-- ACTIONS TO TAKE --
A. List, in order of first appearance, every year or decade written in numerals in the text on changing work and business.
B. From the text on changing work and business, reproduce word for word the part that begins at the words "Even medium and" and stops after the words "turn on a dime.".

-- DOCUMENT EXTRACT --
Actually, I've had employees reporting to me. They were quite happy ... and productive (moreso than under the previous boss - productivity increased 75% under my management while absenteeism and turnover dropped - and I was thanked by many of them for making coming to work tolerable again).
==============================
Fifty years ago, the job of CEO was not as complex. A CEO rarely ran a multinational corporation and infrequently needed to worry about overseas results. There were almost 7,000 multinationals at the end of World War II and over 63,000 at the end of the 20th century.
Even medium and small companies without overseas subsidiaries are today competing globally whereas in 1965, they were almost solely domestic endeavors.
Entire industries have been disrupted with the pace of change today. Try to find a US manufacturer of textiles or steel.
In 1965, the top ten largest companies in the world were American manufacturing firms (that did their own manufacturing). In 2015, Chinese, Indian, and European companies have displaced them (most of the American companies at the top of the list now outsource their manufacturing).
The speed with which information permeates the market mean that trends can pop up and quickly overwhelm companies not prepared to turn on a dime.
Is that unfair to the unskilled labor of the world? Yes. Machines can now do the work of hundreds of laborers.
I'm reading a book on the 1900s and it opened with the Boxer Uprising in China where newly-built foreign railroads put hundreds of thousands of coolies out of work almost overnight and created massive unemployment and unrest in China. We're going through something similar today.
A high school diploma is simply not enough to compete in a job market in which the competition is not only with other humans in your own market but with machines and lower cost foreigners.
The computer age put thousands of clerks and secretaries out of work. In the 1950s, my dad entered a workforce in which every middle manager had a secretary. Today, even the CEO shares his administrative assistant with other executives.

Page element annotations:
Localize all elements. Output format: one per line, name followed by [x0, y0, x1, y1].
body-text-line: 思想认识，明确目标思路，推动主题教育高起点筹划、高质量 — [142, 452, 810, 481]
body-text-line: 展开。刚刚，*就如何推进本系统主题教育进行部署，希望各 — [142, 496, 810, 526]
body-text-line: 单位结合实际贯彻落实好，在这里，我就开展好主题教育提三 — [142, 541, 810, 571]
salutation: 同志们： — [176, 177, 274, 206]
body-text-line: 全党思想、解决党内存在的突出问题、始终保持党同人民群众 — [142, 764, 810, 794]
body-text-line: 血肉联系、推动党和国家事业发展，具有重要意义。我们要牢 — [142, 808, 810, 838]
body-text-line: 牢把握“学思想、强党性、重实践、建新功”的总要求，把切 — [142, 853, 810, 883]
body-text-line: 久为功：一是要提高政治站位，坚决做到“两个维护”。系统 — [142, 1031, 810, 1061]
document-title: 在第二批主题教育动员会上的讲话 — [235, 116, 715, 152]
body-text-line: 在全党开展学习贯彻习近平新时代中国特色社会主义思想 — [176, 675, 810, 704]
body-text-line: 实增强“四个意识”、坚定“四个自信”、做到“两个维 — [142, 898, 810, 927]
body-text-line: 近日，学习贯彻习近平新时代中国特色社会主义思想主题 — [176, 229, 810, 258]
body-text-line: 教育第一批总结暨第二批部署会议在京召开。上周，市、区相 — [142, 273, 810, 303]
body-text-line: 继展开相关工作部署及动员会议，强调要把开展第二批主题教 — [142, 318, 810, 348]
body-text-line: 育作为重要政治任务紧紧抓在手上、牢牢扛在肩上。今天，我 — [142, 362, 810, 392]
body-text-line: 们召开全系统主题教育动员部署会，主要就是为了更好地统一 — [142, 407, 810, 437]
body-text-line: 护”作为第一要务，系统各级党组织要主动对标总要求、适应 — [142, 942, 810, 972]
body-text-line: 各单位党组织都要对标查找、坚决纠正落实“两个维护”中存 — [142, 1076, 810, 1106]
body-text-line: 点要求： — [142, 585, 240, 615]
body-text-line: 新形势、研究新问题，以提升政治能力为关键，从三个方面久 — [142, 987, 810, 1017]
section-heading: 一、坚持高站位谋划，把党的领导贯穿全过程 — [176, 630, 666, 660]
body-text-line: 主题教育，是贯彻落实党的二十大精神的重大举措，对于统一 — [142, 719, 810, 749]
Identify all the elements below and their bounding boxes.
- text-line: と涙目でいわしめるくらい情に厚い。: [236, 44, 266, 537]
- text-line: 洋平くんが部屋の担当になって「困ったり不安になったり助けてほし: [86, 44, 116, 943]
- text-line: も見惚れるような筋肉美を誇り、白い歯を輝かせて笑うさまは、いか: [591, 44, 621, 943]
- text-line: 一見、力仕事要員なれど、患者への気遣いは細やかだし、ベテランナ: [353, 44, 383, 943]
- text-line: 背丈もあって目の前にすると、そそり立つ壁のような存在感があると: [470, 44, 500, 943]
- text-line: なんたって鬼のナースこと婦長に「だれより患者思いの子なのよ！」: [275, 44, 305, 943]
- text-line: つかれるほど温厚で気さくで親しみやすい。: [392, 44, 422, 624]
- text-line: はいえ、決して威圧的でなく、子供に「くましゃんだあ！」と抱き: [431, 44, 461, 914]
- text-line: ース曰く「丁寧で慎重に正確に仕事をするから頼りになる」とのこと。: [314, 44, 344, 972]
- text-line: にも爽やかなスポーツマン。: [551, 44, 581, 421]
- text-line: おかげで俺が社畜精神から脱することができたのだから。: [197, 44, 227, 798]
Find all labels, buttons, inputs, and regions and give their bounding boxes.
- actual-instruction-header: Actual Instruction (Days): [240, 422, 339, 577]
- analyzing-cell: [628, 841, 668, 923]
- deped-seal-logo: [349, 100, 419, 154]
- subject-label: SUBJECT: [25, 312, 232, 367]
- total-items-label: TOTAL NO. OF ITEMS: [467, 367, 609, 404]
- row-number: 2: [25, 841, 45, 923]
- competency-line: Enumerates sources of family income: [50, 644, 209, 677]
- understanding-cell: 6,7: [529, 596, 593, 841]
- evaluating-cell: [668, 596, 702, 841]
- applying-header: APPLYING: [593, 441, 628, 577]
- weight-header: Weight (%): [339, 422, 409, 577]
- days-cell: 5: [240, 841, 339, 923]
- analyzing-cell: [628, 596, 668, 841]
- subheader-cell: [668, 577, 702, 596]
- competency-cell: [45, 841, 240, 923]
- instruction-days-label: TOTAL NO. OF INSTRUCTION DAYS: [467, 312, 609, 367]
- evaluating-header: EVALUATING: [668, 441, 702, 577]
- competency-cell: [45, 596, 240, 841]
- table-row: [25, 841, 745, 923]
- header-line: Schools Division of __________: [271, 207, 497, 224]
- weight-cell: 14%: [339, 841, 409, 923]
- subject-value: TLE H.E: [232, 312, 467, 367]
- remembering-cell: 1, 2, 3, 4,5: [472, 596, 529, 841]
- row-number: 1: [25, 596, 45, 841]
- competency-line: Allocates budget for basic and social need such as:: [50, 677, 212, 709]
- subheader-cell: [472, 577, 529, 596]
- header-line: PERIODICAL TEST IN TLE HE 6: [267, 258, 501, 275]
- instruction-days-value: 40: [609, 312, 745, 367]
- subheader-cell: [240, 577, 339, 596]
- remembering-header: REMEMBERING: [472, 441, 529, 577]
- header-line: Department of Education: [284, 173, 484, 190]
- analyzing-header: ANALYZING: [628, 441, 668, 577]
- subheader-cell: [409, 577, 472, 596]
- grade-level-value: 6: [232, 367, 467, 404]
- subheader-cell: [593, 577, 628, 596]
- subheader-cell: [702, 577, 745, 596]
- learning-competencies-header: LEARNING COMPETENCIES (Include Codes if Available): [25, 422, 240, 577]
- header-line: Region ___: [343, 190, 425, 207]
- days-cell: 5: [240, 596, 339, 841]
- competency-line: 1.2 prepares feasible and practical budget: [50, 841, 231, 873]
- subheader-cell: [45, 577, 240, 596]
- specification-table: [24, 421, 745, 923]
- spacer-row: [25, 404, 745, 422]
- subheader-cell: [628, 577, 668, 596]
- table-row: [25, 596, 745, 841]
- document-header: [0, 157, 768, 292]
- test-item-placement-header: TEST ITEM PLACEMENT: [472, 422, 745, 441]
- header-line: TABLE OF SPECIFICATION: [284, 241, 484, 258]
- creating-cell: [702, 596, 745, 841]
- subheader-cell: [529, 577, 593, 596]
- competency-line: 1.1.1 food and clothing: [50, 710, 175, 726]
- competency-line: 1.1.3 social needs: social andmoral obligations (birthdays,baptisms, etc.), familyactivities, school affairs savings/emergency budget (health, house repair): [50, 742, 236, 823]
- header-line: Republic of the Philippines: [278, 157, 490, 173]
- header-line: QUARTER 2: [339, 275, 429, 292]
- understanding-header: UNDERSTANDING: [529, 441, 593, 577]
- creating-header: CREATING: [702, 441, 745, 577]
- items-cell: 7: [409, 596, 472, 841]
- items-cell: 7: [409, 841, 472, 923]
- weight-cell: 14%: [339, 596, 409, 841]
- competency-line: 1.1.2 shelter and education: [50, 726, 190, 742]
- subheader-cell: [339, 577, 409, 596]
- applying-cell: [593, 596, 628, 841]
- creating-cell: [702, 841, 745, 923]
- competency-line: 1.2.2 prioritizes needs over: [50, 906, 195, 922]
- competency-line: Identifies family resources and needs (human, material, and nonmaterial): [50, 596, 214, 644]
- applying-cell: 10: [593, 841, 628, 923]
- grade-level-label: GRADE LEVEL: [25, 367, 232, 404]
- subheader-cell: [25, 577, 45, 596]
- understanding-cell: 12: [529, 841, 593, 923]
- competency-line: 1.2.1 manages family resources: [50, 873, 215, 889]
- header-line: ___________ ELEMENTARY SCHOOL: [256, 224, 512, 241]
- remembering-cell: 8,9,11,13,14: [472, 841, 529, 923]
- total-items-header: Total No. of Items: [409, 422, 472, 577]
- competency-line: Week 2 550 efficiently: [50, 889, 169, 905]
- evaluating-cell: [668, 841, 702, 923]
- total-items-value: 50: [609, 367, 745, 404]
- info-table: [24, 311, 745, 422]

-- REPLIES --
A. 1965, 2015, 1900s, 1950s

B.
Even medium and small companies without overseas subsidiaries are today competing globally whereas in 1965, they were almost solely domestic endeavors.
Entire industries have been disrupted with the pace of change today. Try to find a US manufacturer of textiles or steel.
In 1965, the top ten largest companies in the world were American manufacturing firms (that did their own manufacturing). In 2015, Chinese, Indian, and European companies have displaced them (most of the American companies at the top of the list now outsource their manufacturing).
The speed with which information permeates the market mean that trends can pop up and quickly overwhelm companies not prepared to turn on a dime.